The task: Retype all of the data exactly as given.

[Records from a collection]
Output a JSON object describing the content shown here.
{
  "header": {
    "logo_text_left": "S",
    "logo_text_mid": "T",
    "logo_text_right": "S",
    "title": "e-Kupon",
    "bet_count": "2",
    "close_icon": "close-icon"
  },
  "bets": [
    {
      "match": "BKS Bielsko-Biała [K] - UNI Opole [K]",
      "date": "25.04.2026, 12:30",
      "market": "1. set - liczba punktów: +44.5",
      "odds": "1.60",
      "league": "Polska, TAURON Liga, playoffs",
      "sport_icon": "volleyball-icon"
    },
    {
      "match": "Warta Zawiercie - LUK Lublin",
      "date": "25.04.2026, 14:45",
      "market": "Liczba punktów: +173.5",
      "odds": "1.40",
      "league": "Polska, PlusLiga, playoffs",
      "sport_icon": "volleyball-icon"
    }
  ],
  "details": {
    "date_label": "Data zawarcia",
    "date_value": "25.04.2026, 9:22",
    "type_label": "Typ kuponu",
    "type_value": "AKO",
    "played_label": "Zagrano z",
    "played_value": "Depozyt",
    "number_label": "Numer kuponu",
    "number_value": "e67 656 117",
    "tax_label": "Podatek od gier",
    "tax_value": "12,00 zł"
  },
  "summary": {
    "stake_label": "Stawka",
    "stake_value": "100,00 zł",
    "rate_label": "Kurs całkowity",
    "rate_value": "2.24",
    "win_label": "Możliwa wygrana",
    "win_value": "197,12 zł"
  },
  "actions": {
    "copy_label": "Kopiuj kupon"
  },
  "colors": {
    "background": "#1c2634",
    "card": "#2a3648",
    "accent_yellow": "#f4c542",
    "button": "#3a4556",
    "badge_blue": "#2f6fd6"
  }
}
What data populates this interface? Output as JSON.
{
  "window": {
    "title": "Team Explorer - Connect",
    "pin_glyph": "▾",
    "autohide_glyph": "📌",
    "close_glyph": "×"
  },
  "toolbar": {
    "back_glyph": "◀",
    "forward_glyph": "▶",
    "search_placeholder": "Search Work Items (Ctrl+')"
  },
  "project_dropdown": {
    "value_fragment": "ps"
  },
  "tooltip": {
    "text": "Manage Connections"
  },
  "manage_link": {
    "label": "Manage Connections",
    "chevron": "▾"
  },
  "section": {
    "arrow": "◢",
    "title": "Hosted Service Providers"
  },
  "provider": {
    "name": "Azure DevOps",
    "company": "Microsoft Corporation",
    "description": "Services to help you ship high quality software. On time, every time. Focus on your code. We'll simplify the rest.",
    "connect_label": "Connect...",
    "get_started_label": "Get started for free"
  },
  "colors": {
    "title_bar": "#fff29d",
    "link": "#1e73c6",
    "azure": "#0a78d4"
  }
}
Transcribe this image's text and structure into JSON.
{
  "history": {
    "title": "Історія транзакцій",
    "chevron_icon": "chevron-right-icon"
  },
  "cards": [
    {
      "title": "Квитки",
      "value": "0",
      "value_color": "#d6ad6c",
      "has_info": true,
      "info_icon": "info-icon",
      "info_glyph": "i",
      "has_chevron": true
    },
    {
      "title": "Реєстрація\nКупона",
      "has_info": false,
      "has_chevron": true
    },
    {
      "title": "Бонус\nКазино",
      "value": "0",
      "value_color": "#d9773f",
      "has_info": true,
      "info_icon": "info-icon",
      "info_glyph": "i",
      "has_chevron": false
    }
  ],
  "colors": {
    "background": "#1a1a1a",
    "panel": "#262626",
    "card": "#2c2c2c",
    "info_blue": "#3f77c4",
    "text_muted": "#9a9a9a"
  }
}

Right answer:
Output a JSON object describing the content shown here.
{
  "header": {
    "logo_text_left": "S",
    "logo_text_mid": "T",
    "logo_text_right": "S",
    "title": "e-Kupon",
    "bet_count": "2",
    "close_icon": "close-icon"
  },
  "bets": [
    {
      "match": "BKS Bielsko-Biała [K] - UNI Opole [K]",
      "date": "25.04.2026, 12:30",
      "market": "1. set - liczba punktów: +44.5",
      "odds": "1.60",
      "league": "Polska, TAURON Liga, playoffs",
      "sport_icon": "volleyball-icon"
    },
    {
      "match": "Warta Zawiercie - LUK Lublin",
      "date": "25.04.2026, 14:45",
      "market": "Liczba punktów: +173.5",
      "odds": "1.40",
      "league": "Polska, PlusLiga, playoffs",
      "sport_icon": "volleyball-icon"
    }
  ],
  "details": {
    "date_label": "Data zawarcia",
    "date_value": "25.04.2026, 9:22",
    "type_label": "Typ kuponu",
    "type_value": "AKO",
    "played_label": "Zagrano z",
    "played_value": "Depozyt",
    "number_label": "Numer kuponu",
    "number_value": "e67 656 117",
    "tax_label": "Podatek od gier",
    "tax_value": "12,00 zł"
  },
  "summary": {
    "stake_label": "Stawka",
    "stake_value": "100,00 zł",
    "rate_label": "Kurs całkowity",
    "rate_value": "2.24",
    "win_label": "Możliwa wygrana",
    "win_value": "197,12 zł"
  },
  "actions": {
    "copy_label": "Kopiuj kupon"
  },
  "colors": {
    "background": "#1c2634",
    "card": "#2a3648",
    "accent_yellow": "#f4c542",
    "button": "#3a4556",
    "badge_blue": "#2f6fd6"
  }
}
What data populates this interface? Output as JSON.
{
  "window": {
    "title": "Team Explorer - Connect",
    "pin_glyph": "▾",
    "autohide_glyph": "📌",
    "close_glyph": "×"
  },
  "toolbar": {
    "back_glyph": "◀",
    "forward_glyph": "▶",
    "search_placeholder": "Search Work Items (Ctrl+')"
  },
  "project_dropdown": {
    "value_fragment": "ps"
  },
  "tooltip": {
    "text": "Manage Connections"
  },
  "manage_link": {
    "label": "Manage Connections",
    "chevron": "▾"
  },
  "section": {
    "arrow": "◢",
    "title": "Hosted Service Providers"
  },
  "provider": {
    "name": "Azure DevOps",
    "company": "Microsoft Corporation",
    "description": "Services to help you ship high quality software. On time, every time. Focus on your code. We'll simplify the rest.",
    "connect_label": "Connect...",
    "get_started_label": "Get started for free"
  },
  "colors": {
    "title_bar": "#fff29d",
    "link": "#1e73c6",
    "azure": "#0a78d4"
  }
}
Transcribe this image's text and structure into JSON.
{
  "history": {
    "title": "Історія транзакцій",
    "chevron_icon": "chevron-right-icon"
  },
  "cards": [
    {
      "title": "Квитки",
      "value": "0",
      "value_color": "#d6ad6c",
      "has_info": true,
      "info_icon": "info-icon",
      "info_glyph": "i",
      "has_chevron": true
    },
    {
      "title": "Реєстрація\nКупона",
      "has_info": false,
      "has_chevron": true
    },
    {
      "title": "Бонус\nКазино",
      "value": "0",
      "value_color": "#d9773f",
      "has_info": true,
      "info_icon": "info-icon",
      "info_glyph": "i",
      "has_chevron": false
    }
  ],
  "colors": {
    "background": "#1a1a1a",
    "panel": "#262626",
    "card": "#2c2c2c",
    "info_blue": "#3f77c4",
    "text_muted": "#9a9a9a"
  }
}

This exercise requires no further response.